(begin)

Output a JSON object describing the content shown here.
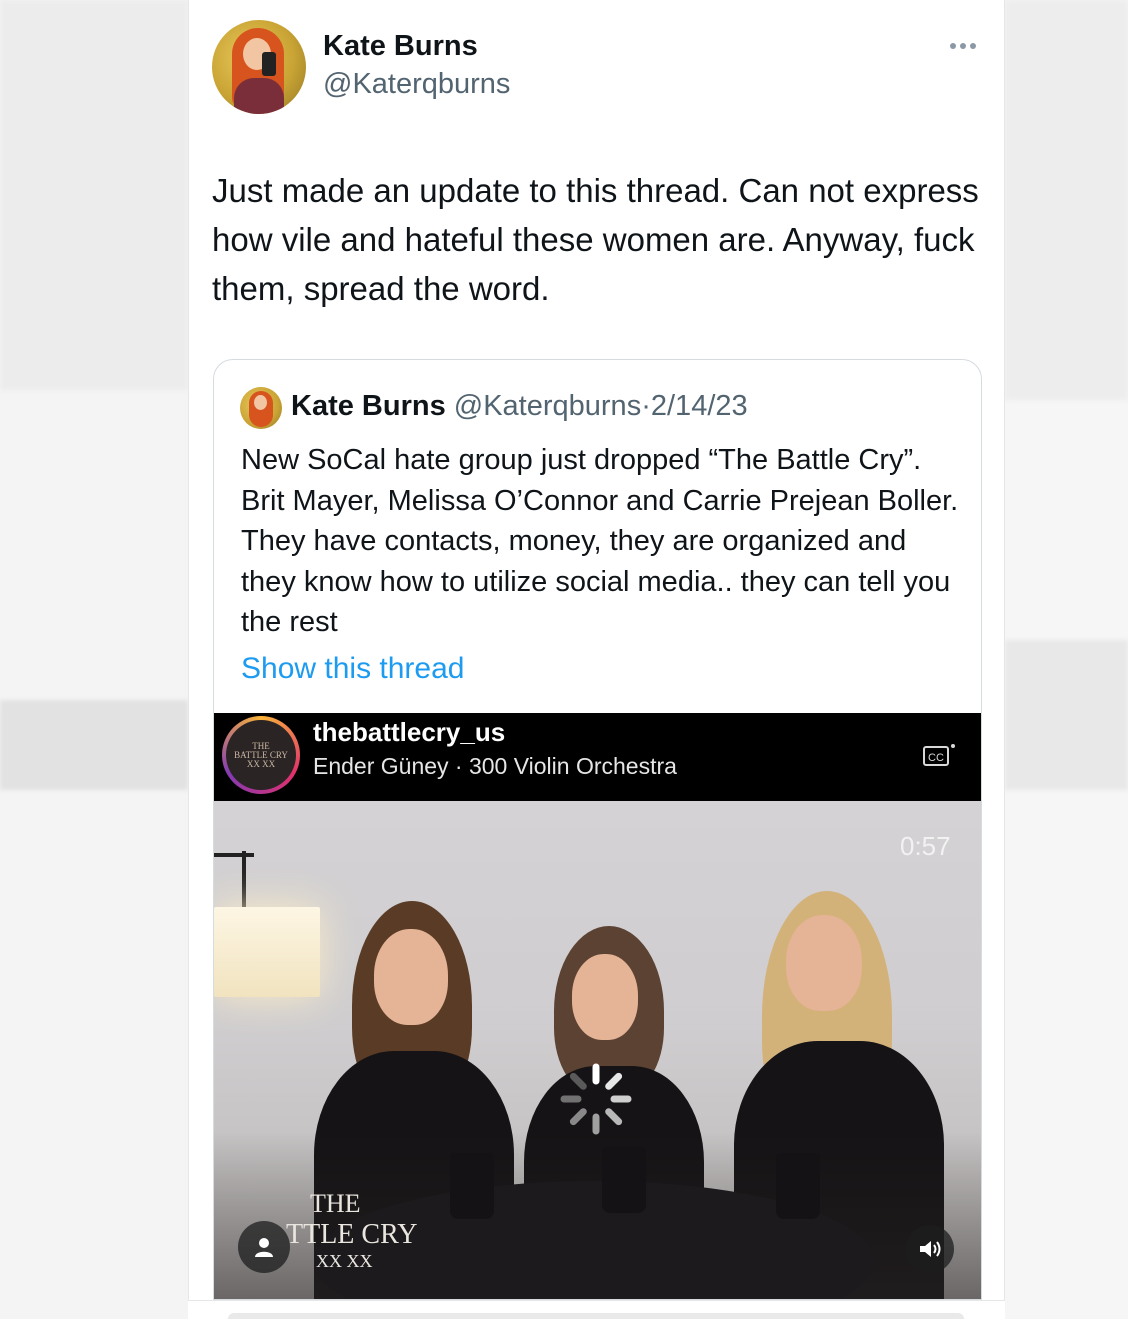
{
  "tweet": {
    "author_name": "Kate Burns",
    "author_handle": "@Katerqburns",
    "more_icon": "more-horizontal-icon",
    "text": "Just made an update to this thread. Can not express how vile and hateful these women are. Anyway, fuck them, spread the word."
  },
  "quote": {
    "author_name": "Kate Burns",
    "author_handle": "@Katerqburns",
    "separator": "·",
    "date": "2/14/23",
    "text": "New SoCal hate group just dropped “The Battle Cry”. Brit Mayer, Melissa O’Connor and Carrie Prejean Boller. They have contacts, money, they are organized and they know how to utilize social media.. they can tell you the rest",
    "show_thread": "Show this thread"
  },
  "video": {
    "account": "thebattlecry_us",
    "audio": "Ender Güney · 300 Violin Orchestra",
    "duration": "0:57",
    "caption_icon": "closed-captions-icon",
    "brand_line1": "THE",
    "brand_line2": "TTLE CRY",
    "brand_line3": "XX XX",
    "avatar_line1": "THE",
    "avatar_line2": "BATTLE CRY",
    "avatar_line3": "XX XX",
    "user_icon": "user-icon",
    "volume_icon": "volume-icon",
    "loading_icon": "loading-spinner-icon"
  },
  "colors": {
    "text_primary": "#0f1419",
    "text_secondary": "#536471",
    "link": "#1d9bf0",
    "border": "#d6dbe0"
  }
}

(end)

PROBLEM STATEMENT - Every line above should be returned exactly; the pictures stay out.

RESPONSE TO THE TASK -
Output a JSON object describing the content shown here.
{
  "tweet": {
    "author_name": "Kate Burns",
    "author_handle": "@Katerqburns",
    "more_icon": "more-horizontal-icon",
    "text": "Just made an update to this thread. Can not express how vile and hateful these women are. Anyway, fuck them, spread the word."
  },
  "quote": {
    "author_name": "Kate Burns",
    "author_handle": "@Katerqburns",
    "separator": "·",
    "date": "2/14/23",
    "text": "New SoCal hate group just dropped “The Battle Cry”. Brit Mayer, Melissa O’Connor and Carrie Prejean Boller. They have contacts, money, they are organized and they know how to utilize social media.. they can tell you the rest",
    "show_thread": "Show this thread"
  },
  "video": {
    "account": "thebattlecry_us",
    "audio": "Ender Güney · 300 Violin Orchestra",
    "duration": "0:57",
    "caption_icon": "closed-captions-icon",
    "brand_line1": "THE",
    "brand_line2": "TTLE CRY",
    "brand_line3": "XX XX",
    "avatar_line1": "THE",
    "avatar_line2": "BATTLE CRY",
    "avatar_line3": "XX XX",
    "user_icon": "user-icon",
    "volume_icon": "volume-icon",
    "loading_icon": "loading-spinner-icon"
  },
  "colors": {
    "text_primary": "#0f1419",
    "text_secondary": "#536471",
    "link": "#1d9bf0",
    "border": "#d6dbe0"
  }
}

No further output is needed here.